**Description of the task**
Extract every line of the entries below verbatim, without changing anything.

Spatial layout data
==============================

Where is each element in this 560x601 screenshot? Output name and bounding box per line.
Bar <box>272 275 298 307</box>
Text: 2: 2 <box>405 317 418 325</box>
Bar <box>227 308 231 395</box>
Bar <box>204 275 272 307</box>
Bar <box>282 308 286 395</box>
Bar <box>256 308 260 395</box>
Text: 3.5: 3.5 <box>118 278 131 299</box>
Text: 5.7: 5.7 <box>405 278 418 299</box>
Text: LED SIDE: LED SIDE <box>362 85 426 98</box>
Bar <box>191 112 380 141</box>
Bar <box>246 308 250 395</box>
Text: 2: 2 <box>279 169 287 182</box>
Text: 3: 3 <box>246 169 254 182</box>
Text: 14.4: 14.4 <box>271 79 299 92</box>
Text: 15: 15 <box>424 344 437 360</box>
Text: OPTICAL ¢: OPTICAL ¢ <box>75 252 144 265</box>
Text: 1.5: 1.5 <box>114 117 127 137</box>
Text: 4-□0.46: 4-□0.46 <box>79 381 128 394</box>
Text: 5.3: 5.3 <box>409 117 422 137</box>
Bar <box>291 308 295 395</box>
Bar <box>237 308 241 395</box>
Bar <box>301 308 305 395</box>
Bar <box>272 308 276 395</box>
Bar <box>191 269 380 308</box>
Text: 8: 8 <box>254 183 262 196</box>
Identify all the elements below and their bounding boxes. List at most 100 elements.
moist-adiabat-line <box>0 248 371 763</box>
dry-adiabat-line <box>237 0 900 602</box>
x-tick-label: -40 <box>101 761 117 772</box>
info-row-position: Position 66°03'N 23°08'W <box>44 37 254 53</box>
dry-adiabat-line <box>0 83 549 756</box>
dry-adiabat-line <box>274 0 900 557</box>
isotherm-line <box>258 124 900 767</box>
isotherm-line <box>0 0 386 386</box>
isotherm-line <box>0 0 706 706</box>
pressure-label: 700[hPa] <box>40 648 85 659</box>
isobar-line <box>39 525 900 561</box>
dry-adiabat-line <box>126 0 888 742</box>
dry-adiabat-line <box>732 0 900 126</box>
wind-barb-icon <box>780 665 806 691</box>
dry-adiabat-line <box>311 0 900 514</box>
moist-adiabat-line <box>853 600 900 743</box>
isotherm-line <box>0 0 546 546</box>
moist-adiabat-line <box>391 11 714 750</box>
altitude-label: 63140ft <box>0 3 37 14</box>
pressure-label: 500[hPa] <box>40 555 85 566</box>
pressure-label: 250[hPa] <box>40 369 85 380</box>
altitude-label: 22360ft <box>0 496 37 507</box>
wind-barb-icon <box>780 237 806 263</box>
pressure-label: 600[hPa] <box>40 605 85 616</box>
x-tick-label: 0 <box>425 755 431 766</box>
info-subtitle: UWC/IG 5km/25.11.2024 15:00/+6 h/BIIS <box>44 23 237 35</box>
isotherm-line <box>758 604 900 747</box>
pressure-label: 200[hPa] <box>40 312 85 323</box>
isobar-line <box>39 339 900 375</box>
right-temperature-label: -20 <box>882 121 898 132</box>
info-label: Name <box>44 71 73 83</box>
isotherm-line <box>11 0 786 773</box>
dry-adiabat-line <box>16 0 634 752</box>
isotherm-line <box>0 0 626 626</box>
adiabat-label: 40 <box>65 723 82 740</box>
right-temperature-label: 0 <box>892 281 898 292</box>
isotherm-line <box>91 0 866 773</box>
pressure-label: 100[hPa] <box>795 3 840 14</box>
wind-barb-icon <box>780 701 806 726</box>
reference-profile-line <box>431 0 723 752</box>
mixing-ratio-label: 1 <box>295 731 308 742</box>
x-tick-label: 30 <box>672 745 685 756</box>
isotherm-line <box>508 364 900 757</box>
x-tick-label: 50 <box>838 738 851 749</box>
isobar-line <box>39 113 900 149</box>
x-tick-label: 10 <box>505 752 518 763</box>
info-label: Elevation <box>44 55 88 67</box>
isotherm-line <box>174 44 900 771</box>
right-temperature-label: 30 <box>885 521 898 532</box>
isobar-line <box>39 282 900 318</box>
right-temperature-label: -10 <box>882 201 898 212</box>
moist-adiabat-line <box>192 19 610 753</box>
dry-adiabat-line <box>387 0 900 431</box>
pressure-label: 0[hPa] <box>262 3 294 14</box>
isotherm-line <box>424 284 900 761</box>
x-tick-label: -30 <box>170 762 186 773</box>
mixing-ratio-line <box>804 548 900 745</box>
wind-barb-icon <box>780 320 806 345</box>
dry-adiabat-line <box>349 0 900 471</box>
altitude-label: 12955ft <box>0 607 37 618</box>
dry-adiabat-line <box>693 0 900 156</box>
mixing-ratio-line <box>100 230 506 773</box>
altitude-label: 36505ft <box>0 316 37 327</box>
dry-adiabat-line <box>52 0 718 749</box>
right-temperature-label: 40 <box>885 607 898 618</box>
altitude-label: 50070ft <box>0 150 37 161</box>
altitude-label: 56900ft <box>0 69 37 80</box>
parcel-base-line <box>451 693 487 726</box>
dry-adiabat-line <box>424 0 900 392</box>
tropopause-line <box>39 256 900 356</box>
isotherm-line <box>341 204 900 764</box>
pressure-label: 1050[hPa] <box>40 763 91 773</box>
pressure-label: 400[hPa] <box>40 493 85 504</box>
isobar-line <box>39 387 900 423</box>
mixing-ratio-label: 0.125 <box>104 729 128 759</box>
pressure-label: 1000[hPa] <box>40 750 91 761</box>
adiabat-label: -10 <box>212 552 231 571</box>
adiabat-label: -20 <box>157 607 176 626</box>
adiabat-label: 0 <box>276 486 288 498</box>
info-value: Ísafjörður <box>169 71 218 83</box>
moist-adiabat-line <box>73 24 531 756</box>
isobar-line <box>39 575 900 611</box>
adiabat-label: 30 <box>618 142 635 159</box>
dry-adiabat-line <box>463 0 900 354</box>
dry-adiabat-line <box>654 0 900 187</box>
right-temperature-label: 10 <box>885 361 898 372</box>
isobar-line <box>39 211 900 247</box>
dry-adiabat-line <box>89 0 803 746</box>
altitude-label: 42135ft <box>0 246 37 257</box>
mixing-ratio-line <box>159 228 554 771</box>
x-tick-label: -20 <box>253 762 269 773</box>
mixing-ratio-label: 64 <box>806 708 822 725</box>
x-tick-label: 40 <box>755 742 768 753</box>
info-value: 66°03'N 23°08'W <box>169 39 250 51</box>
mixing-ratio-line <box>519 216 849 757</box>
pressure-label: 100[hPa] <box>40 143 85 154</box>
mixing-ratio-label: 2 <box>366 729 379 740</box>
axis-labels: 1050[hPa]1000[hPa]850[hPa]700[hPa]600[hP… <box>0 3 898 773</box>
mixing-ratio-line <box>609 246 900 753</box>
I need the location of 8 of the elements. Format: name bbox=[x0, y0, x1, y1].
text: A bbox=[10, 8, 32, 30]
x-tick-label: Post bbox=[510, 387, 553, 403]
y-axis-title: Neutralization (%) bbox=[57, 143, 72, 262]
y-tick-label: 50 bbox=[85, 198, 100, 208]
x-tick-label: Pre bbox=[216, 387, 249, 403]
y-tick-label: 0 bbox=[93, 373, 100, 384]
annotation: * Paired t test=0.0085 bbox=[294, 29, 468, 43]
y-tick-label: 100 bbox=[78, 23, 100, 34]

==============================

**Task response**
Where is each element in this 560x601 screenshot? Output name and bounding box per line.
Bar <box>272 275 298 307</box>
Text: 2: 2 <box>405 317 418 325</box>
Bar <box>227 308 231 395</box>
Bar <box>204 275 272 307</box>
Bar <box>282 308 286 395</box>
Bar <box>256 308 260 395</box>
Text: 3.5: 3.5 <box>118 278 131 299</box>
Text: 5.7: 5.7 <box>405 278 418 299</box>
Text: LED SIDE: LED SIDE <box>362 85 426 98</box>
Bar <box>191 112 380 141</box>
Bar <box>246 308 250 395</box>
Text: 2: 2 <box>279 169 287 182</box>
Text: 3: 3 <box>246 169 254 182</box>
Text: 14.4: 14.4 <box>271 79 299 92</box>
Text: 15: 15 <box>424 344 437 360</box>
Text: OPTICAL ¢: OPTICAL ¢ <box>75 252 144 265</box>
Text: 1.5: 1.5 <box>114 117 127 137</box>
Text: 4-□0.46: 4-□0.46 <box>79 381 128 394</box>
Text: 5.3: 5.3 <box>409 117 422 137</box>
Bar <box>291 308 295 395</box>
Bar <box>237 308 241 395</box>
Bar <box>301 308 305 395</box>
Bar <box>272 308 276 395</box>
Bar <box>191 269 380 308</box>
Text: 8: 8 <box>254 183 262 196</box>
Identify all the elements below and their bounding boxes. List at most 100 elements.
moist-adiabat-line <box>0 248 371 763</box>
dry-adiabat-line <box>237 0 900 602</box>
x-tick-label: -40 <box>101 761 117 772</box>
info-row-position: Position 66°03'N 23°08'W <box>44 37 254 53</box>
dry-adiabat-line <box>0 83 549 756</box>
dry-adiabat-line <box>274 0 900 557</box>
isotherm-line <box>258 124 900 767</box>
isotherm-line <box>0 0 386 386</box>
isotherm-line <box>0 0 706 706</box>
pressure-label: 700[hPa] <box>40 648 85 659</box>
isobar-line <box>39 525 900 561</box>
dry-adiabat-line <box>126 0 888 742</box>
dry-adiabat-line <box>732 0 900 126</box>
wind-barb-icon <box>780 665 806 691</box>
dry-adiabat-line <box>311 0 900 514</box>
moist-adiabat-line <box>853 600 900 743</box>
isotherm-line <box>0 0 546 546</box>
moist-adiabat-line <box>391 11 714 750</box>
altitude-label: 63140ft <box>0 3 37 14</box>
pressure-label: 500[hPa] <box>40 555 85 566</box>
pressure-label: 250[hPa] <box>40 369 85 380</box>
altitude-label: 22360ft <box>0 496 37 507</box>
wind-barb-icon <box>780 237 806 263</box>
pressure-label: 600[hPa] <box>40 605 85 616</box>
x-tick-label: 0 <box>425 755 431 766</box>
info-subtitle: UWC/IG 5km/25.11.2024 15:00/+6 h/BIIS <box>44 23 237 35</box>
isotherm-line <box>758 604 900 747</box>
pressure-label: 200[hPa] <box>40 312 85 323</box>
isobar-line <box>39 339 900 375</box>
right-temperature-label: -20 <box>882 121 898 132</box>
info-label: Name <box>44 71 73 83</box>
isotherm-line <box>11 0 786 773</box>
dry-adiabat-line <box>16 0 634 752</box>
isotherm-line <box>0 0 626 626</box>
adiabat-label: 40 <box>65 723 82 740</box>
right-temperature-label: 0 <box>892 281 898 292</box>
isotherm-line <box>91 0 866 773</box>
pressure-label: 100[hPa] <box>795 3 840 14</box>
wind-barb-icon <box>780 701 806 726</box>
reference-profile-line <box>431 0 723 752</box>
mixing-ratio-label: 1 <box>295 731 308 742</box>
x-tick-label: 30 <box>672 745 685 756</box>
isotherm-line <box>508 364 900 757</box>
x-tick-label: 50 <box>838 738 851 749</box>
isobar-line <box>39 113 900 149</box>
x-tick-label: 10 <box>505 752 518 763</box>
info-label: Elevation <box>44 55 88 67</box>
isotherm-line <box>174 44 900 771</box>
right-temperature-label: 30 <box>885 521 898 532</box>
isobar-line <box>39 282 900 318</box>
right-temperature-label: -10 <box>882 201 898 212</box>
moist-adiabat-line <box>192 19 610 753</box>
dry-adiabat-line <box>387 0 900 431</box>
pressure-label: 0[hPa] <box>262 3 294 14</box>
isotherm-line <box>424 284 900 761</box>
x-tick-label: -30 <box>170 762 186 773</box>
mixing-ratio-line <box>804 548 900 745</box>
wind-barb-icon <box>780 320 806 345</box>
dry-adiabat-line <box>349 0 900 471</box>
altitude-label: 12955ft <box>0 607 37 618</box>
dry-adiabat-line <box>693 0 900 156</box>
mixing-ratio-line <box>100 230 506 773</box>
altitude-label: 36505ft <box>0 316 37 327</box>
dry-adiabat-line <box>52 0 718 749</box>
right-temperature-label: 40 <box>885 607 898 618</box>
altitude-label: 50070ft <box>0 150 37 161</box>
altitude-label: 56900ft <box>0 69 37 80</box>
parcel-base-line <box>451 693 487 726</box>
dry-adiabat-line <box>424 0 900 392</box>
tropopause-line <box>39 256 900 356</box>
isotherm-line <box>341 204 900 764</box>
pressure-label: 1050[hPa] <box>40 763 91 773</box>
pressure-label: 400[hPa] <box>40 493 85 504</box>
isobar-line <box>39 387 900 423</box>
mixing-ratio-label: 0.125 <box>104 729 128 759</box>
pressure-label: 1000[hPa] <box>40 750 91 761</box>
adiabat-label: -10 <box>212 552 231 571</box>
adiabat-label: -20 <box>157 607 176 626</box>
adiabat-label: 0 <box>276 486 288 498</box>
info-value: Ísafjörður <box>169 71 218 83</box>
moist-adiabat-line <box>73 24 531 756</box>
isobar-line <box>39 575 900 611</box>
adiabat-label: 30 <box>618 142 635 159</box>
dry-adiabat-line <box>463 0 900 354</box>
dry-adiabat-line <box>654 0 900 187</box>
right-temperature-label: 10 <box>885 361 898 372</box>
isobar-line <box>39 211 900 247</box>
dry-adiabat-line <box>89 0 803 746</box>
altitude-label: 42135ft <box>0 246 37 257</box>
mixing-ratio-line <box>159 228 554 771</box>
x-tick-label: -20 <box>253 762 269 773</box>
mixing-ratio-label: 64 <box>806 708 822 725</box>
x-tick-label: 40 <box>755 742 768 753</box>
info-value: 66°03'N 23°08'W <box>169 39 250 51</box>
mixing-ratio-line <box>519 216 849 757</box>
pressure-label: 100[hPa] <box>40 143 85 154</box>
mixing-ratio-label: 2 <box>366 729 379 740</box>
axis-labels: 1050[hPa]1000[hPa]850[hPa]700[hPa]600[hP… <box>0 3 898 773</box>
mixing-ratio-line <box>609 246 900 753</box>
I need the location of 8 of the elements. Format: name bbox=[x0, y0, x1, y1].
text: A bbox=[10, 8, 32, 30]
x-tick-label: Post bbox=[510, 387, 553, 403]
y-axis-title: Neutralization (%) bbox=[57, 143, 72, 262]
y-tick-label: 50 bbox=[85, 198, 100, 208]
x-tick-label: Pre bbox=[216, 387, 249, 403]
y-tick-label: 0 bbox=[93, 373, 100, 384]
annotation: * Paired t test=0.0085 bbox=[294, 29, 468, 43]
y-tick-label: 100 bbox=[78, 23, 100, 34]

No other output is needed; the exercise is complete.